[Items]
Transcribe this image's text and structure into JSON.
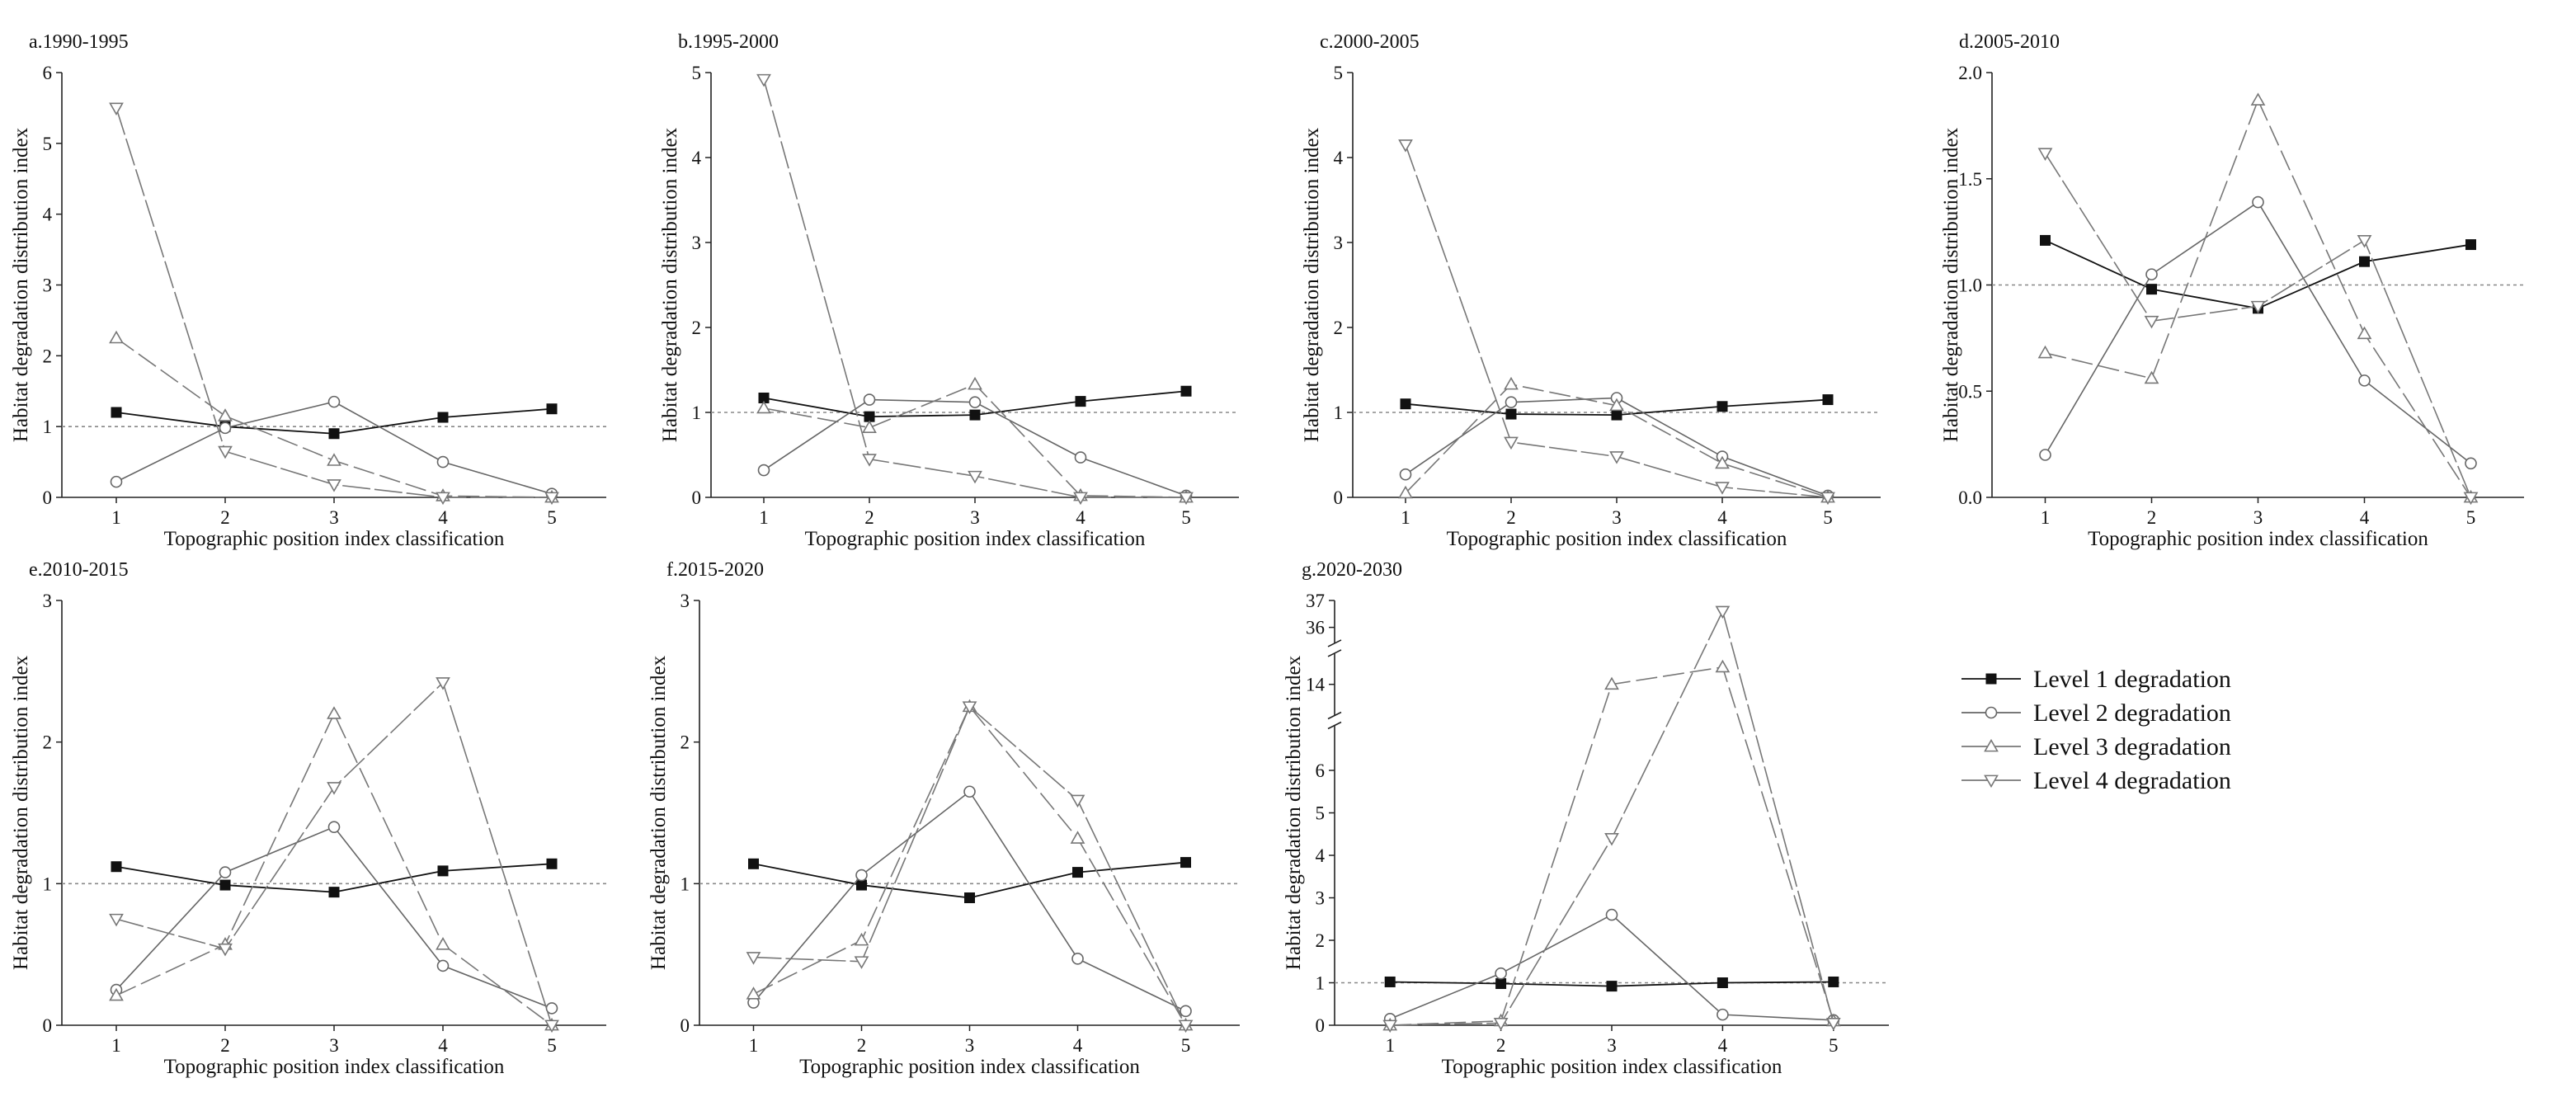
{
  "chart_data": [
    {
      "type": "line",
      "panel": "a",
      "title": "a.1990-1995",
      "xlabel": "Topographic position index classification",
      "ylabel": "Habitat degradation distribution index",
      "x": [
        1,
        2,
        3,
        4,
        5
      ],
      "xlim": [
        0.5,
        5.5
      ],
      "ylim": [
        0,
        6
      ],
      "yticks": [
        0,
        1,
        2,
        3,
        4,
        5,
        6
      ],
      "reference_line": 1,
      "series": [
        {
          "name": "Level 1 degradation",
          "values": [
            1.2,
            1.0,
            0.9,
            1.13,
            1.25
          ]
        },
        {
          "name": "Level 2 degradation",
          "values": [
            0.22,
            0.98,
            1.35,
            0.5,
            0.05
          ]
        },
        {
          "name": "Level 3 degradation",
          "values": [
            2.25,
            1.15,
            0.52,
            0.02,
            0.0
          ]
        },
        {
          "name": "Level 4 degradation",
          "values": [
            5.5,
            0.65,
            0.18,
            0.0,
            0.0
          ]
        }
      ]
    },
    {
      "type": "line",
      "panel": "b",
      "title": "b.1995-2000",
      "xlabel": "Topographic position index classification",
      "ylabel": "Habitat degradation distribution index",
      "x": [
        1,
        2,
        3,
        4,
        5
      ],
      "xlim": [
        0.5,
        5.5
      ],
      "ylim": [
        0,
        5
      ],
      "yticks": [
        0,
        1,
        2,
        3,
        4,
        5
      ],
      "reference_line": 1,
      "series": [
        {
          "name": "Level 1 degradation",
          "values": [
            1.17,
            0.95,
            0.97,
            1.13,
            1.25
          ]
        },
        {
          "name": "Level 2 degradation",
          "values": [
            0.32,
            1.15,
            1.12,
            0.47,
            0.02
          ]
        },
        {
          "name": "Level 3 degradation",
          "values": [
            1.05,
            0.82,
            1.33,
            0.02,
            0.0
          ]
        },
        {
          "name": "Level 4 degradation",
          "values": [
            4.92,
            0.45,
            0.25,
            0.0,
            0.0
          ]
        }
      ]
    },
    {
      "type": "line",
      "panel": "c",
      "title": "c.2000-2005",
      "xlabel": "Topographic position index classification",
      "ylabel": "Habitat degradation distribution index",
      "x": [
        1,
        2,
        3,
        4,
        5
      ],
      "xlim": [
        0.5,
        5.5
      ],
      "ylim": [
        0,
        5
      ],
      "yticks": [
        0,
        1,
        2,
        3,
        4,
        5
      ],
      "reference_line": 1,
      "series": [
        {
          "name": "Level 1 degradation",
          "values": [
            1.1,
            0.98,
            0.97,
            1.07,
            1.15
          ]
        },
        {
          "name": "Level 2 degradation",
          "values": [
            0.27,
            1.12,
            1.17,
            0.48,
            0.02
          ]
        },
        {
          "name": "Level 3 degradation",
          "values": [
            0.05,
            1.33,
            1.08,
            0.4,
            0.0
          ]
        },
        {
          "name": "Level 4 degradation",
          "values": [
            4.15,
            0.65,
            0.48,
            0.12,
            0.0
          ]
        }
      ]
    },
    {
      "type": "line",
      "panel": "d",
      "title": "d.2005-2010",
      "xlabel": "Topographic position index classification",
      "ylabel": "Habitat degradation distribution index",
      "x": [
        1,
        2,
        3,
        4,
        5
      ],
      "xlim": [
        0.5,
        5.5
      ],
      "ylim": [
        0,
        2
      ],
      "yticks": [
        0,
        0.5,
        1.0,
        1.5,
        2.0
      ],
      "ytick_labels": [
        "0.0",
        "0.5",
        "1.0",
        "1.5",
        "2.0"
      ],
      "reference_line": 1,
      "series": [
        {
          "name": "Level 1 degradation",
          "values": [
            1.21,
            0.98,
            0.89,
            1.11,
            1.19
          ]
        },
        {
          "name": "Level 2 degradation",
          "values": [
            0.2,
            1.05,
            1.39,
            0.55,
            0.16
          ]
        },
        {
          "name": "Level 3 degradation",
          "values": [
            0.68,
            0.56,
            1.87,
            0.77,
            0.0
          ]
        },
        {
          "name": "Level 4 degradation",
          "values": [
            1.62,
            0.83,
            0.9,
            1.21,
            0.0
          ]
        }
      ]
    },
    {
      "type": "line",
      "panel": "e",
      "title": "e.2010-2015",
      "xlabel": "Topographic position index classification",
      "ylabel": "Habitat degradation distribution index",
      "x": [
        1,
        2,
        3,
        4,
        5
      ],
      "xlim": [
        0.5,
        5.5
      ],
      "ylim": [
        0,
        3
      ],
      "yticks": [
        0,
        1,
        2,
        3
      ],
      "reference_line": 1,
      "series": [
        {
          "name": "Level 1 degradation",
          "values": [
            1.12,
            0.99,
            0.94,
            1.09,
            1.14
          ]
        },
        {
          "name": "Level 2 degradation",
          "values": [
            0.25,
            1.08,
            1.4,
            0.42,
            0.12
          ]
        },
        {
          "name": "Level 3 degradation",
          "values": [
            0.21,
            0.57,
            2.2,
            0.57,
            0.0
          ]
        },
        {
          "name": "Level 4 degradation",
          "values": [
            0.75,
            0.54,
            1.68,
            2.42,
            0.0
          ]
        }
      ]
    },
    {
      "type": "line",
      "panel": "f",
      "title": "f.2015-2020",
      "xlabel": "Topographic position index classification",
      "ylabel": "Habitat degradation distribution index",
      "x": [
        1,
        2,
        3,
        4,
        5
      ],
      "xlim": [
        0.5,
        5.5
      ],
      "ylim": [
        0,
        3
      ],
      "yticks": [
        0,
        1,
        2,
        3
      ],
      "reference_line": 1,
      "series": [
        {
          "name": "Level 1 degradation",
          "values": [
            1.14,
            0.99,
            0.9,
            1.08,
            1.15
          ]
        },
        {
          "name": "Level 2 degradation",
          "values": [
            0.16,
            1.06,
            1.65,
            0.47,
            0.1
          ]
        },
        {
          "name": "Level 3 degradation",
          "values": [
            0.22,
            0.6,
            2.25,
            1.32,
            0.0
          ]
        },
        {
          "name": "Level 4 degradation",
          "values": [
            0.48,
            0.45,
            2.25,
            1.59,
            0.0
          ]
        }
      ]
    },
    {
      "type": "line",
      "panel": "g",
      "title": "g.2020-2030",
      "xlabel": "Topographic position index classification",
      "ylabel": "Habitat degradation distribution index",
      "x": [
        1,
        2,
        3,
        4,
        5
      ],
      "xlim": [
        0.5,
        5.5
      ],
      "broken_axis": true,
      "yticks": [
        0,
        1,
        2,
        3,
        4,
        5,
        6,
        14,
        36,
        37
      ],
      "y_segments": [
        {
          "range": [
            0,
            7
          ]
        },
        {
          "range": [
            13.5,
            14.5
          ]
        },
        {
          "range": [
            35.5,
            37
          ]
        }
      ],
      "reference_line": 1,
      "series": [
        {
          "name": "Level 1 degradation",
          "values": [
            1.02,
            0.98,
            0.92,
            1.0,
            1.02
          ]
        },
        {
          "name": "Level 2 degradation",
          "values": [
            0.15,
            1.22,
            2.6,
            0.25,
            0.12
          ]
        },
        {
          "name": "Level 3 degradation",
          "values": [
            0.0,
            0.1,
            14.0,
            14.3,
            0.1
          ]
        },
        {
          "name": "Level 4 degradation",
          "values": [
            0.0,
            0.05,
            4.4,
            36.6,
            0.05
          ]
        }
      ]
    }
  ],
  "legend": {
    "location": "right of panel g",
    "items": [
      {
        "label": "Level 1 degradation",
        "marker": "square-filled"
      },
      {
        "label": "Level 2 degradation",
        "marker": "circle-open"
      },
      {
        "label": "Level 3 degradation",
        "marker": "triangle-up-open"
      },
      {
        "label": "Level 4 degradation",
        "marker": "triangle-down-open"
      }
    ]
  },
  "colors": {
    "level1": "#111111",
    "level2": "#666666",
    "level3": "#777777",
    "level4": "#777777",
    "reference": "#888888",
    "axis": "#222222"
  }
}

[Instructions to follow] From the data above, work out how many lines hold "marker". Answer with the number alone.

[Correct output] 4